((
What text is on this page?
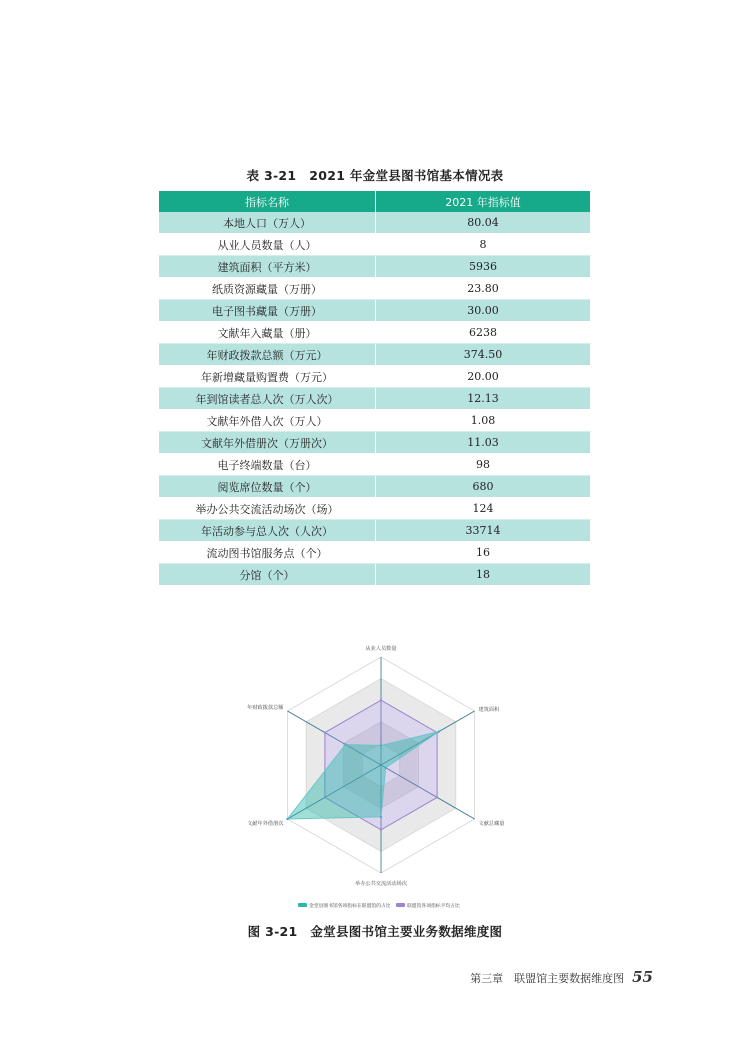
表 3-21　2021 年金堂县图书馆基本情况表
指标名称	2021 年指标值
本地人口（万人）	80.04
从业人员数量（人）	8
建筑面积（平方米）	5936
纸质资源藏量（万册）	23.80
电子图书藏量（万册）	30.00
文献年入藏量（册）	6238
年财政拨款总额（万元）	374.50
年新增藏量购置费（万元）	20.00
年到馆读者总人次（万人次）	12.13
文献年外借人次（万人）	1.08
文献年外借册次（万册次）	11.03
电子终端数量（台）	98
阅览席位数量（个）	680
举办公共交流活动场次（场）	124
年活动参与总人次（人次）	33714
流动图书馆服务点（个）	16
分馆（个）	18
从业人员数量
建筑面积
文献总藏量
举办公共交流活动场次
文献年外借册次
年财政拨款总额
金堂县图书馆各项指标在联盟馆的占比	联盟馆各项指标平均占比
图 3-21　金堂县图书馆主要业务数据维度图
第三章　联盟馆主要数据维度图 55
))
— TO BE DONE —
Print all the records again exactly; do not include any picture.

— RESPONSE FOR THIS EXERCISE —
What text is on this page?
表 3-21　2021 年金堂县图书馆基本情况表
指标名称	2021 年指标值
本地人口（万人）	80.04
从业人员数量（人）	8
建筑面积（平方米）	5936
纸质资源藏量（万册）	23.80
电子图书藏量（万册）	30.00
文献年入藏量（册）	6238
年财政拨款总额（万元）	374.50
年新增藏量购置费（万元）	20.00
年到馆读者总人次（万人次）	12.13
文献年外借人次（万人）	1.08
文献年外借册次（万册次）	11.03
电子终端数量（台）	98
阅览席位数量（个）	680
举办公共交流活动场次（场）	124
年活动参与总人次（人次）	33714
流动图书馆服务点（个）	16
分馆（个）	18
从业人员数量
建筑面积
文献总藏量
举办公共交流活动场次
文献年外借册次
年财政拨款总额
金堂县图书馆各项指标在联盟馆的占比	联盟馆各项指标平均占比
图 3-21　金堂县图书馆主要业务数据维度图
第三章　联盟馆主要数据维度图 55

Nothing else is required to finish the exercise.